MATERI YANG DITAMPILKAN –
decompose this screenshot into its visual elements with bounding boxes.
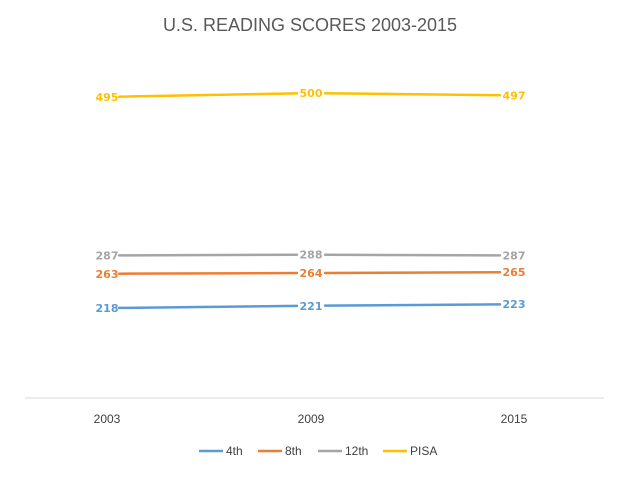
series-line-4th bbox=[323, 303, 502, 307]
series-line-4th bbox=[117, 304, 299, 310]
data-label-8th-2003: 263 bbox=[96, 268, 119, 281]
series-line-12th bbox=[323, 253, 502, 257]
chart-title: U.S. READING SCORES 2003-2015 bbox=[163, 15, 457, 35]
x-tick-label-2003: 2003 bbox=[94, 412, 121, 426]
series-line-pisa bbox=[117, 92, 299, 98]
data-label-4th-2009: 221 bbox=[300, 300, 323, 313]
data-label-12th-2015: 287 bbox=[503, 249, 526, 262]
legend: 4th 8th 12th PISA bbox=[199, 444, 437, 458]
legend-item-12th: 12th bbox=[318, 444, 368, 458]
legend-label-pisa: PISA bbox=[410, 444, 437, 458]
data-label-pisa-2003: 495 bbox=[96, 91, 119, 104]
x-tick-label-2009: 2009 bbox=[298, 412, 325, 426]
data-label-8th-2009: 264 bbox=[300, 267, 323, 280]
series-line-8th bbox=[117, 271, 299, 275]
data-label-4th-2003: 218 bbox=[96, 302, 119, 315]
series-line-8th bbox=[323, 271, 502, 275]
series-8th: 263 264 265 bbox=[96, 266, 526, 281]
data-label-pisa-2009: 500 bbox=[300, 87, 323, 100]
legend-label-12th: 12th bbox=[345, 444, 368, 458]
x-tick-label-2015: 2015 bbox=[501, 412, 528, 426]
series-pisa: 495 500 497 bbox=[96, 87, 526, 104]
data-label-12th-2009: 288 bbox=[300, 249, 323, 262]
legend-label-4th: 4th bbox=[226, 444, 243, 458]
x-tick-layer: 2003 2009 2015 bbox=[94, 412, 528, 426]
data-label-8th-2015: 265 bbox=[503, 266, 526, 279]
series-line-12th bbox=[117, 253, 299, 257]
series-12th: 287 288 287 bbox=[96, 249, 526, 263]
legend-item-4th: 4th bbox=[199, 444, 243, 458]
data-label-12th-2003: 287 bbox=[96, 249, 119, 262]
data-label-pisa-2015: 497 bbox=[503, 89, 526, 102]
data-label-4th-2015: 223 bbox=[503, 298, 526, 311]
series-line-pisa bbox=[323, 92, 502, 97]
legend-item-pisa: PISA bbox=[383, 444, 437, 458]
legend-item-8th: 8th bbox=[258, 444, 302, 458]
series-4th: 218 221 223 bbox=[96, 298, 526, 315]
series-layer: 218 221 223 263 264 265 287 288 287 495 500 497 bbox=[96, 87, 526, 315]
legend-label-8th: 8th bbox=[285, 444, 302, 458]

PETUNJUK DAN KETENTUAN – Tulis ulang baris entri, mulai dari baris yang memuat "series-line-4th bbox=[323, 303, 502, 307]" dan berakhir pada baris yang memuat "data-label-4th-2009: 221 bbox=[300, 300, 323, 313]", dengan menukar "READING" menjadi "MATH". Biarkan semua bagian lainnya tetap sama.

JAWABAN LENGKAP –
series-line-4th bbox=[323, 303, 502, 307]
series-line-4th bbox=[117, 304, 299, 310]
data-label-8th-2003: 263 bbox=[96, 268, 119, 281]
series-line-12th bbox=[323, 253, 502, 257]
chart-title: U.S. MATH SCORES 2003-2015 bbox=[163, 15, 457, 35]
x-tick-label-2003: 2003 bbox=[94, 412, 121, 426]
series-line-pisa bbox=[117, 92, 299, 98]
data-label-4th-2009: 221 bbox=[300, 300, 323, 313]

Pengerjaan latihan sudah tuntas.